Más de dos meses han
pasado desde que el dromedario diera por última vez señales de vida. Meses en
que asuntos académicos lo han mantenido silencioso e inactivo. Ahora, para
retomar su lúcido proyecto, cree oportuno introducir en él temas nuevos, y
aprovecha la coyuntura preolímpica que vivimos estos días para lanzarse a
publicar una entrada deportiva, algo tan de moda en los nuevos blogs y
publicaciones culturales.
Mi historia con el
deporte ha sido hasta hace no mucho la de un manifiesto desprecio, basado en
dos evidencias: a) no despertaba en mí clase alguna de interés. b) gustaba a
todo el mundo hasta el nivel de lo imprescindible, y no sólo eso, todo el mundo
parecía necesariamente obligado a hablar sobre él. Esto hizo que tratarlo con desdén
pareciese la opción más lógica para marcar la diferencia y, reconozcámoslo,
sentirse un punto por encima de todas esas hordas adoradoras de la competición
física.
Menos mal que el tiempo
me ha enseñado a valorarlo en su justa medida. La forma de vivir el deporte que
tienen determinadas personas que he conocido últimamente (concienzuda, más
emocional que fanática), así como la admirable eclosión española de talentos,
han hecho que hoy día, si bien no soy seguidor habitual de ninguna disciplina
(a excepción del tenis), pueda sentarme a disfrutar de un evento deportivo por
apetencia propia, sin pensar que puedo tener mejores cosas que hacer.
Durante muchos años (no
han sido pocos), sólo ha habido un acontecimiento que esperaba con ilusión y
devoraba con notables ganas: el Acontecimiento por excelencia, los mismísimos
Juegos Olímpicos.
Su genuino carácter
excepcional entre todas las competiciones del mundo puede que fuera la razón
última (única, probablemente) por la que se ganaron mi admiración. Dejando de
lado cosas que siempre me fueron atractivas (su procedencia, del mito casi; su
sino aglutinante, unificador y cosmopolita), al final seguía los Juegos porque
no había (hay) mayor placer que el levantarse en la mañana de los interminables
días veraniegos de vacaciones (entonces lo eran) y encender el televisor para
descubrirte a ti mismo siguiendo con interés competiciones de tiro con arco,
esgrima o taekwondo, protagonizadas por tipos procedentes de Malasia, Antigua y
Barbuda o Turkmenistán. Se aprendía (se aprende) mucho del mundo viendo los
Juegos. Pasar de ver el volleyball a los saltos de trampolín, del lanzamiento
de disco a la gimnasia rítmica garantizaba variado entretenimiento para toda la
jornada, con el añadido de saber además que (en la época anterior a internet y
a la TDT) no volverías a poder ver ninguna de esas cosas durante 4 largos años
en que toda la programación deportiva consistiría en fútbol, fútbol y fútbol (al
respecto de la periodicidad de los Juegos, me gusta pensar en su coincidencia
con los años bisiestos). También, en la época pre-internet, estaba la emoción
de abrir el periódico o poner las noticias para ver si España había arañado
algo en el medallero, ver cómo nos adelantaban países exóticos (Jamaica,
Etiopía) habiendo cosechado menor número de metales, pero de mejor calidad, ver
qué otros peleaban por acabar situados en el Top 10. Misma emoción que se puede
sentir hoy actualizando internet cada segundo, si no puede seguirse lo que pasa
en directo.

━━━━━━━━━━━━━━━━━━━━

*Tareas*:
1. En el texto sobre los Juegos Olímpicos, ¿cuál es la única disciplina que se sigue de forma habitual?
2. Resume en menos palabras el párrafo del texto sobre los Juegos Olímpicos que empieza con «Mi historia con el deporte», sin perder sus datos principales.
3. Prolonga el texto sobre los Juegos Olímpicos a partir de su última oración.
Las líneas no tienen relación con el texto sobre los Juegos Olímpicos.

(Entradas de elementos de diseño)
━━━━━━━━━━━━━━━━━━━━

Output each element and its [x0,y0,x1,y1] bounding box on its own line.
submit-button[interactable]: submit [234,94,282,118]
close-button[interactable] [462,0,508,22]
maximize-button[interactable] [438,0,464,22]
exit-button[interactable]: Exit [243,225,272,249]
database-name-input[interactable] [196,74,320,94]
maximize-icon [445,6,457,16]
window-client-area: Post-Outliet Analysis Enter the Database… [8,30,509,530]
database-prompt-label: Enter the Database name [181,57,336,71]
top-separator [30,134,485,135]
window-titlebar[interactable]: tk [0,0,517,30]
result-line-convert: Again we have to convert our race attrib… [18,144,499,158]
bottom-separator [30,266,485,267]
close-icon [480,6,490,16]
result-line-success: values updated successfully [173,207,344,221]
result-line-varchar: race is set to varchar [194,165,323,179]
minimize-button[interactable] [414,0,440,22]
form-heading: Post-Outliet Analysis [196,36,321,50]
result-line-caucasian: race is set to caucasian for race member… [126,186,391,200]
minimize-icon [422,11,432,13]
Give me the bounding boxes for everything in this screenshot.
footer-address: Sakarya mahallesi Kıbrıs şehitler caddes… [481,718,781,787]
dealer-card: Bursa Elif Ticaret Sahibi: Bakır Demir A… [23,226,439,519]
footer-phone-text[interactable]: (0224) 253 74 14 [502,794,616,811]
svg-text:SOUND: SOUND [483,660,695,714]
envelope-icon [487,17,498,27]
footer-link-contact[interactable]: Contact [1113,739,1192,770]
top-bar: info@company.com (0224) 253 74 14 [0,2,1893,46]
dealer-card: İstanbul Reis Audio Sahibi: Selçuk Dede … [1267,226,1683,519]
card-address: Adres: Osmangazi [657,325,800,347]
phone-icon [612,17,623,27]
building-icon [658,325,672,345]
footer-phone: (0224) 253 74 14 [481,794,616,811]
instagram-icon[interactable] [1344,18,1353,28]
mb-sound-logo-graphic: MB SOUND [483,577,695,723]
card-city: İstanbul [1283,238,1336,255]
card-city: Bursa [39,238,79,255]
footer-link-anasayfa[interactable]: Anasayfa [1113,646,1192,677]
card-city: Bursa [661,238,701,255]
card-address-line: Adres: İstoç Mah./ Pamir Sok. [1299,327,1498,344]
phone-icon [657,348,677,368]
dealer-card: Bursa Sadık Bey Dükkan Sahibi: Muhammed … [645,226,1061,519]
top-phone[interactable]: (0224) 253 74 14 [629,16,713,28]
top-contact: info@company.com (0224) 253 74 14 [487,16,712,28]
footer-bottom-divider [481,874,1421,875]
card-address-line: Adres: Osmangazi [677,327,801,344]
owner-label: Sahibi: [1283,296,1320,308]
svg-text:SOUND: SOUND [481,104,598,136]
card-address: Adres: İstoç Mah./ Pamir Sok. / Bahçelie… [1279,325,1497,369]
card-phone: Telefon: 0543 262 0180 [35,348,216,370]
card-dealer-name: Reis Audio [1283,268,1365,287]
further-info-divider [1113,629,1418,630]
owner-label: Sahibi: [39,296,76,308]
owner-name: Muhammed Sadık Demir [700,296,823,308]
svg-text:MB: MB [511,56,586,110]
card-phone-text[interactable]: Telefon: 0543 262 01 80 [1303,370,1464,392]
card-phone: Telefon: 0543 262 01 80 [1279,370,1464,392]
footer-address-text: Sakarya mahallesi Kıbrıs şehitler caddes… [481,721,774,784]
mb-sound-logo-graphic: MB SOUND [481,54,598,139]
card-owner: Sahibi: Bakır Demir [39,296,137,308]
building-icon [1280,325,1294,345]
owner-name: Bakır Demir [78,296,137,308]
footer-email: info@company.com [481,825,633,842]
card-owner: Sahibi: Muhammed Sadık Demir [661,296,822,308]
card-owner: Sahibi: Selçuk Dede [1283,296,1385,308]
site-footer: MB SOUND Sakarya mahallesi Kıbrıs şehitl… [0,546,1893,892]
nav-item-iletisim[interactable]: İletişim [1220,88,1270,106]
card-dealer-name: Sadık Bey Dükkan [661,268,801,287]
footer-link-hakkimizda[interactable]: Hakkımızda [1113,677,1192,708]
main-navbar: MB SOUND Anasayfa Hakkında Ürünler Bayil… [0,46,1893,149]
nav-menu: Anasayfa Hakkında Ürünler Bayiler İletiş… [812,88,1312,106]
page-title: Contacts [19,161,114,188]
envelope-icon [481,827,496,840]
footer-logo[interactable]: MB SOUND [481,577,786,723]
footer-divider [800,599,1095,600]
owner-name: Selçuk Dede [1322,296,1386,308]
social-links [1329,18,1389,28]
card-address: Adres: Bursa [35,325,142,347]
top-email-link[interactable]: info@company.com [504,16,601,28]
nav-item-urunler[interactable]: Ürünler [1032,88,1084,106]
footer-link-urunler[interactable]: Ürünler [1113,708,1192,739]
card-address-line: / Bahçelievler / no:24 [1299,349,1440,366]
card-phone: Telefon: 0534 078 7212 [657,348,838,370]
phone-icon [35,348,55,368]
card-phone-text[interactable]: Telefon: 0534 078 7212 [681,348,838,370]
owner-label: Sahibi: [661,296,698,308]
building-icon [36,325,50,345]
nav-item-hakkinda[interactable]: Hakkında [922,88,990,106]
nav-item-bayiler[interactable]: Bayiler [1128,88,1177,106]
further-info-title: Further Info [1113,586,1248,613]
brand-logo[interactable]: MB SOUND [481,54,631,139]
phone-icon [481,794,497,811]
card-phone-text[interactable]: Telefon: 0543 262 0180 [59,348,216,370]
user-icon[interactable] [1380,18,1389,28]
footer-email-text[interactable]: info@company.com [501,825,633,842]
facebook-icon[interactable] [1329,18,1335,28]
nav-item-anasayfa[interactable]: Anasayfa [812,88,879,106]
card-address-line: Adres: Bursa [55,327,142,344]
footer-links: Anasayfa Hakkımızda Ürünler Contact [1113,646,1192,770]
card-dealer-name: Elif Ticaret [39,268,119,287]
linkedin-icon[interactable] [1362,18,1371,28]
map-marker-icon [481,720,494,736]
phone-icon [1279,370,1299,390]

━━━━━━━━━━━━━━━━━━━━

*Respuestas*:
1. El tenis.

2. Hasta hace poco despreciaba el deporte por dos motivos: no me interesaba nada, y a todo el mundo le gustaba y parecía obligado a hablar de él. Por eso tratarlo con desdén parecía lo más lógico para marcar la diferencia y sentirme por encima de quienes adoraban la competición física.

3.
A todo ello hay que sumarle los fastos, esas
ceremonias de apertura y clausura que sólo ocurren una vez, donde miles de
mentes creadoras y voluntarios se aúnan para deslumbrar al mundo entero.
Incluso el desfile de atletas, ése que muchos consideran un peñazo, me resulta
a mí sumamente emocionante, al ver cómo un estadio entero se llena de banderas,
colores, luz; donde por unas horas conviven en un mismo espacio personas de
casi todos los países del mundo sin mayor pretensión que la de demostrar
conjunta alegría, belleza, armonía.
El inolvidable espectáculo naval en la ceremonia de apertura de Barcelona 92
Por supuesto, a día de
hoy no se me escapa que la olimpiada tiene otra cara mucho menos amable. Para
empezar, no representa nada diferente para muchos de los propios deportistas, quienes
cobran más en otras competiciones propias de sus disciplinas y para quienes
puede llegar a resultar incluso un incómodo modificador de los calendarios de
la temporada. Para continuar, llevan aparejada detrás toda una maquinaria de
intereses político-económicos que más que desvirtuar su esencia directamente se
la tragan.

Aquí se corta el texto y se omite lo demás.